## WORK TO COMPLETE
Copy out each line featuring the string "TradingView" from the entries beneath.

## SOURCE DATA
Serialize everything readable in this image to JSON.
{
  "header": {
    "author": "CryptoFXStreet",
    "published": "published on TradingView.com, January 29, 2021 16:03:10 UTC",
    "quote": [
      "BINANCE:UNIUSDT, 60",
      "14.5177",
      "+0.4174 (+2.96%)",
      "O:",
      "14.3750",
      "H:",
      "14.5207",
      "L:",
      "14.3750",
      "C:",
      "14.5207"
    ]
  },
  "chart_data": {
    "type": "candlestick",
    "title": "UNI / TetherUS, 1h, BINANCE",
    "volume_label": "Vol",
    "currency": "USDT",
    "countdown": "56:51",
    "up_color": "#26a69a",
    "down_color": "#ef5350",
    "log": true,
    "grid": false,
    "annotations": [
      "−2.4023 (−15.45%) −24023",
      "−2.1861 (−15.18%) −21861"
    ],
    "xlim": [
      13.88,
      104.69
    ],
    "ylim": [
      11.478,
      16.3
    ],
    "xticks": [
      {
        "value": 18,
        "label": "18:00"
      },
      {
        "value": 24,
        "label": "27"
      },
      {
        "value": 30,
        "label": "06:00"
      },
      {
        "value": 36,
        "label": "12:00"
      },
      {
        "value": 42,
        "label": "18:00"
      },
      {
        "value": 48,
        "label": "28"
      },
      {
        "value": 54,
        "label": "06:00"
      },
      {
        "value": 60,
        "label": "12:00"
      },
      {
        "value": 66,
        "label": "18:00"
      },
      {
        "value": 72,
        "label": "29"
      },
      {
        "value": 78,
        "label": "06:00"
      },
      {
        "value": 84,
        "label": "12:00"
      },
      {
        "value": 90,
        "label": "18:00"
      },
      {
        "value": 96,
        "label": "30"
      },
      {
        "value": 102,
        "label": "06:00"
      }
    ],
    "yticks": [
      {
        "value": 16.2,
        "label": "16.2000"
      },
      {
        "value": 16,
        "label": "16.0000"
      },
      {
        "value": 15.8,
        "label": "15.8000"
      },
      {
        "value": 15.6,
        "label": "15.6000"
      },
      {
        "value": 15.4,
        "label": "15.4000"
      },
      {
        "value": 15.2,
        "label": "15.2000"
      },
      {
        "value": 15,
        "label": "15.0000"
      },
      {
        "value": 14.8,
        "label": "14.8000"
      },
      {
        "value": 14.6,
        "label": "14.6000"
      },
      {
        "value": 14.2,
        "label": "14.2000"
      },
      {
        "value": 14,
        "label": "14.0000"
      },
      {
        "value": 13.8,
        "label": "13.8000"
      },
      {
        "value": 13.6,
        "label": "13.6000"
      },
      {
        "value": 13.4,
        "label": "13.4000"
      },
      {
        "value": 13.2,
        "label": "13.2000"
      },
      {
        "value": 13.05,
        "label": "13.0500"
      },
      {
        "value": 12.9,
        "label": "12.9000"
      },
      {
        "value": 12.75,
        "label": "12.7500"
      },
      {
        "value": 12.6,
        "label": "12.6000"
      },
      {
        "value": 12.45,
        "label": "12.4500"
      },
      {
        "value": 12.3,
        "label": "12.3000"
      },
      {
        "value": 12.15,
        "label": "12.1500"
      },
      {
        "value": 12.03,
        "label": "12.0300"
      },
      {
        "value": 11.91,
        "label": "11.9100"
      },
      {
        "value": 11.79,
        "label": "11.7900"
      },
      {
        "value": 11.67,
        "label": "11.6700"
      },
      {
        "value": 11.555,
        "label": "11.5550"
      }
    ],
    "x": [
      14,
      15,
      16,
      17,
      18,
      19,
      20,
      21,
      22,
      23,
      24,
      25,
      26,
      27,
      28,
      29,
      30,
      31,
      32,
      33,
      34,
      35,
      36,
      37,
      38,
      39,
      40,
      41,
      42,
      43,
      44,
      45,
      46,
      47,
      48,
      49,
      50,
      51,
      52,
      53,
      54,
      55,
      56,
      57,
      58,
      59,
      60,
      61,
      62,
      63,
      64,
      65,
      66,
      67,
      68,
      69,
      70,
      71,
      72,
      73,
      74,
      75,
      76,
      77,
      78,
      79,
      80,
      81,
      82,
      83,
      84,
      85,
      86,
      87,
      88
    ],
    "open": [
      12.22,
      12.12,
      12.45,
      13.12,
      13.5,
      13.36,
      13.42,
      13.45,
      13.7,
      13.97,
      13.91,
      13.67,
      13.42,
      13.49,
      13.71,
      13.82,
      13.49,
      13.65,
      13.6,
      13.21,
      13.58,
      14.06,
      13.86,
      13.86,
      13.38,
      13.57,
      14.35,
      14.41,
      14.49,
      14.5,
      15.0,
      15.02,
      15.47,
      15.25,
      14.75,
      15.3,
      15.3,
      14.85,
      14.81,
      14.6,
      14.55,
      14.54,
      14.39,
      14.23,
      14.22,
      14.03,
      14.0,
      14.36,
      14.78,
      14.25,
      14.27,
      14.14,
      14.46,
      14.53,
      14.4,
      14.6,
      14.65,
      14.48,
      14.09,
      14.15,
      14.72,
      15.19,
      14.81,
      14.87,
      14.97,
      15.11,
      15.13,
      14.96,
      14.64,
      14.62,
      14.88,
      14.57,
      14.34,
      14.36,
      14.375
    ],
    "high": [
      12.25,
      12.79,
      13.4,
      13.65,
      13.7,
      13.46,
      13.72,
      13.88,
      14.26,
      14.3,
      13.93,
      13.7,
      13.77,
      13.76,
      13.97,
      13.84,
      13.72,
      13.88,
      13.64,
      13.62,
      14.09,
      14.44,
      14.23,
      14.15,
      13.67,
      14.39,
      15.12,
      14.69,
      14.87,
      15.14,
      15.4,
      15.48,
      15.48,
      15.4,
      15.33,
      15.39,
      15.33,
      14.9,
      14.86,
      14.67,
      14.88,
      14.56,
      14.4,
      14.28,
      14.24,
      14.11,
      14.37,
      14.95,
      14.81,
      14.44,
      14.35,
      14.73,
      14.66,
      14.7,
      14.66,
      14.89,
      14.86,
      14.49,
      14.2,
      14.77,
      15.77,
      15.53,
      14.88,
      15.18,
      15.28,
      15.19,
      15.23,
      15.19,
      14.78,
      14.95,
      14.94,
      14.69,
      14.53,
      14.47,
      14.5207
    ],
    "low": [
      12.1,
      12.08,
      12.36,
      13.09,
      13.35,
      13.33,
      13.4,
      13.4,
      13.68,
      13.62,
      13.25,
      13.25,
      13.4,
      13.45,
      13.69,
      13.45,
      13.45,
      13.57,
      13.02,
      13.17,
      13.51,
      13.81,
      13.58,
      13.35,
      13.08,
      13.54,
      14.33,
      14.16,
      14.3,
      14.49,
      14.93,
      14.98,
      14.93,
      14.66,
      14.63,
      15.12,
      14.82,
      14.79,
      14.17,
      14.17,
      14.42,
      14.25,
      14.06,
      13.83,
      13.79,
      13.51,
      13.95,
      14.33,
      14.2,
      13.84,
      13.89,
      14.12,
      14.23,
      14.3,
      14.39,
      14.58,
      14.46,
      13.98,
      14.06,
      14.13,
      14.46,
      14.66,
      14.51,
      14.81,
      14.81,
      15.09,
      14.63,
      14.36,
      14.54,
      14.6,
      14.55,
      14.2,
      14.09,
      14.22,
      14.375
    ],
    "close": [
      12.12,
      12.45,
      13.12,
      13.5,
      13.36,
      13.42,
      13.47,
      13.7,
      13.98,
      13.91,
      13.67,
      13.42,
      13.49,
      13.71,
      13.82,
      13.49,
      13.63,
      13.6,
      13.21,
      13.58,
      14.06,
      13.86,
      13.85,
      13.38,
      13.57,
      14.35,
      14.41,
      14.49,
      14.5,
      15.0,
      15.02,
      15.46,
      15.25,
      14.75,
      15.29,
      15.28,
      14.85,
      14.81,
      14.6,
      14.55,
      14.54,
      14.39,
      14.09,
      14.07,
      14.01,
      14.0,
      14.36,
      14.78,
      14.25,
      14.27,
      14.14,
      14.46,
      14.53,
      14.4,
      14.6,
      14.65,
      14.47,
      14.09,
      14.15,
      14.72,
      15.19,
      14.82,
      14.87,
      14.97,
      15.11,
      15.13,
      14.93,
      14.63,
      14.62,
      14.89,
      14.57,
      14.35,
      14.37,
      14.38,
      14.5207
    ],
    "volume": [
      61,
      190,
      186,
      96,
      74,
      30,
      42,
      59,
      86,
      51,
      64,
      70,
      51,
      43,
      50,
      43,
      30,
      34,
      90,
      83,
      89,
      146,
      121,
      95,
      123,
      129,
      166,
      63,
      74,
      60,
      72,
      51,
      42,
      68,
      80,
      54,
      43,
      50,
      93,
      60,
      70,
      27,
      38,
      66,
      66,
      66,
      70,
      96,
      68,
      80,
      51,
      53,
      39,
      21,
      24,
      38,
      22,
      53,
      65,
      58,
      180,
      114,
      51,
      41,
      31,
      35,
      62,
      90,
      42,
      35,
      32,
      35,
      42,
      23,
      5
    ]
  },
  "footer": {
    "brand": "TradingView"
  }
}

## EXERCISE RESULT
    "published": "published on TradingView.com, January 29, 2021 16:03:10 UTC",
    "brand": "TradingView"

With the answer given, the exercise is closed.